» What you have to do
Copy out all of the material, matching it word for word.

START

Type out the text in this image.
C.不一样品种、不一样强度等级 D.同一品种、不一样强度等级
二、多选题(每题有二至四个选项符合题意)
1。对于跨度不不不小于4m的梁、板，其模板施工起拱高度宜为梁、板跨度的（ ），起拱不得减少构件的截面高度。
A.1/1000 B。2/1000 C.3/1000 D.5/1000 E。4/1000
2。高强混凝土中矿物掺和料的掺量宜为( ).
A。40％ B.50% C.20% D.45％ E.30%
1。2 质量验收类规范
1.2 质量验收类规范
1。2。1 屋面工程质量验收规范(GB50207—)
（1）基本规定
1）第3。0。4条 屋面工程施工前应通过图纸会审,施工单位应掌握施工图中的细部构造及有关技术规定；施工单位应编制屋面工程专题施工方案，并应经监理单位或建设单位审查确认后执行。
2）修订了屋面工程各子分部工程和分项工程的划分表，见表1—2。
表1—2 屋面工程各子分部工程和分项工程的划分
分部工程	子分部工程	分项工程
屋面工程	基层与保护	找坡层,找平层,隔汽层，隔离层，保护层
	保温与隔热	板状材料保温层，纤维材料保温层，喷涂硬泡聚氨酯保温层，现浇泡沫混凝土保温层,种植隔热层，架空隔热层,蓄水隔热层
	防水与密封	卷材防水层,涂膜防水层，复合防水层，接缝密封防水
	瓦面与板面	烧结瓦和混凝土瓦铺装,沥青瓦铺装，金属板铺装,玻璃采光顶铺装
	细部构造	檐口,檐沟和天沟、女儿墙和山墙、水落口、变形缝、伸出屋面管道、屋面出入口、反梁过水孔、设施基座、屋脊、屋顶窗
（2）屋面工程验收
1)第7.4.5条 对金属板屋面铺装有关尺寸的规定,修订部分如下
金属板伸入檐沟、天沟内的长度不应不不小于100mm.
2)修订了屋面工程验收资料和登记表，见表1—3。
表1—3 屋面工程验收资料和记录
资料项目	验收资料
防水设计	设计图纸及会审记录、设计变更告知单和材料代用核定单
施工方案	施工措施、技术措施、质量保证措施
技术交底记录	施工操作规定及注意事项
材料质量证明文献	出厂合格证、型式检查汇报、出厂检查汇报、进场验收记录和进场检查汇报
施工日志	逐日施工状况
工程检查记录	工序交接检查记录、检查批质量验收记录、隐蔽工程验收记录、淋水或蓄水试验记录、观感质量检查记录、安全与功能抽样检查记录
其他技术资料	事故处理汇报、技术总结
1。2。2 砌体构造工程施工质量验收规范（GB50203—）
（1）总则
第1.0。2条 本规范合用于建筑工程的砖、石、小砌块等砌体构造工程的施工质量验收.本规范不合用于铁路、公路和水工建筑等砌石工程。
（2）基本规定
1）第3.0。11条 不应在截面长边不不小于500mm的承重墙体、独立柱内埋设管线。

END

» Exercise result
Type out the text in this image.
C.不一样品种、不一样强度等级 D.同一品种、不一样强度等级
二、多选题(每题有二至四个选项符合题意)
1。对于跨度不不不小于4m的梁、板，其模板施工起拱高度宜为梁、板跨度的（ ），起拱不得减少构件的截面高度。
A.1/1000 B。2/1000 C.3/1000 D.5/1000 E。4/1000
2。高强混凝土中矿物掺和料的掺量宜为( ).
A。40％ B.50% C.20% D.45％ E.30%
1。2 质量验收类规范
1.2 质量验收类规范
1。2。1 屋面工程质量验收规范(GB50207—)
（1）基本规定
1）第3。0。4条 屋面工程施工前应通过图纸会审,施工单位应掌握施工图中的细部构造及有关技术规定；施工单位应编制屋面工程专题施工方案，并应经监理单位或建设单位审查确认后执行。
2）修订了屋面工程各子分部工程和分项工程的划分表，见表1—2。
表1—2 屋面工程各子分部工程和分项工程的划分
分部工程	子分部工程	分项工程
屋面工程	基层与保护	找坡层,找平层,隔汽层，隔离层，保护层
	保温与隔热	板状材料保温层，纤维材料保温层，喷涂硬泡聚氨酯保温层，现浇泡沫混凝土保温层,种植隔热层，架空隔热层,蓄水隔热层
	防水与密封	卷材防水层,涂膜防水层，复合防水层，接缝密封防水
	瓦面与板面	烧结瓦和混凝土瓦铺装,沥青瓦铺装，金属板铺装,玻璃采光顶铺装
	细部构造	檐口,檐沟和天沟、女儿墙和山墙、水落口、变形缝、伸出屋面管道、屋面出入口、反梁过水孔、设施基座、屋脊、屋顶窗
（2）屋面工程验收
1)第7.4.5条 对金属板屋面铺装有关尺寸的规定,修订部分如下
金属板伸入檐沟、天沟内的长度不应不不小于100mm.
2)修订了屋面工程验收资料和登记表，见表1—3。
表1—3 屋面工程验收资料和记录
资料项目	验收资料
防水设计	设计图纸及会审记录、设计变更告知单和材料代用核定单
施工方案	施工措施、技术措施、质量保证措施
技术交底记录	施工操作规定及注意事项
材料质量证明文献	出厂合格证、型式检查汇报、出厂检查汇报、进场验收记录和进场检查汇报
施工日志	逐日施工状况
工程检查记录	工序交接检查记录、检查批质量验收记录、隐蔽工程验收记录、淋水或蓄水试验记录、观感质量检查记录、安全与功能抽样检查记录
其他技术资料	事故处理汇报、技术总结
1。2。2 砌体构造工程施工质量验收规范（GB50203—）
（1）总则
第1.0。2条 本规范合用于建筑工程的砖、石、小砌块等砌体构造工程的施工质量验收.本规范不合用于铁路、公路和水工建筑等砌石工程。
（2）基本规定
1）第3.0。11条 不应在截面长边不不小于500mm的承重墙体、独立柱内埋设管线。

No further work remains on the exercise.